>> Begin DATA TO PROCESS

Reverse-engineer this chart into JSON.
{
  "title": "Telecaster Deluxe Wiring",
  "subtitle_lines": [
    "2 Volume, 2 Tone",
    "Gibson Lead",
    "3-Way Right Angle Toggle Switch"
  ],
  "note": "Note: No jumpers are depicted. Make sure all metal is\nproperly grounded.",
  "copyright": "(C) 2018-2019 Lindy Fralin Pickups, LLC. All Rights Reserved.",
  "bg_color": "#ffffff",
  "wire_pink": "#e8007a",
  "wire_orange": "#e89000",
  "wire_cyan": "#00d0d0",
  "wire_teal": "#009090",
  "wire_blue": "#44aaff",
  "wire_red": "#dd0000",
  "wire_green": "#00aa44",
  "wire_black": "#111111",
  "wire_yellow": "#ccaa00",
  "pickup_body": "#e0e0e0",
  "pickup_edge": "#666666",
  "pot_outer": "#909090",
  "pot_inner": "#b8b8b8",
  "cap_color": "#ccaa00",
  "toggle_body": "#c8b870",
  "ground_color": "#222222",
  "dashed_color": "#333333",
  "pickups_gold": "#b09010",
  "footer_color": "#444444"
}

>> End DATA TO PROCESS

• [PROBLEM DESCRIPTION]:
Using the data above, return each line exactly as written.

• [SOLUTION TO THIS PROBLEM]:
Reverse-engineer this chart into JSON.
{
  "title": "Telecaster Deluxe Wiring",
  "subtitle_lines": [
    "2 Volume, 2 Tone",
    "Gibson Lead",
    "3-Way Right Angle Toggle Switch"
  ],
  "note": "Note: No jumpers are depicted. Make sure all metal is\nproperly grounded.",
  "copyright": "(C) 2018-2019 Lindy Fralin Pickups, LLC. All Rights Reserved.",
  "bg_color": "#ffffff",
  "wire_pink": "#e8007a",
  "wire_orange": "#e89000",
  "wire_cyan": "#00d0d0",
  "wire_teal": "#009090",
  "wire_blue": "#44aaff",
  "wire_red": "#dd0000",
  "wire_green": "#00aa44",
  "wire_black": "#111111",
  "wire_yellow": "#ccaa00",
  "pickup_body": "#e0e0e0",
  "pickup_edge": "#666666",
  "pot_outer": "#909090",
  "pot_inner": "#b8b8b8",
  "cap_color": "#ccaa00",
  "toggle_body": "#c8b870",
  "ground_color": "#222222",
  "dashed_color": "#333333",
  "pickups_gold": "#b09010",
  "footer_color": "#444444"
}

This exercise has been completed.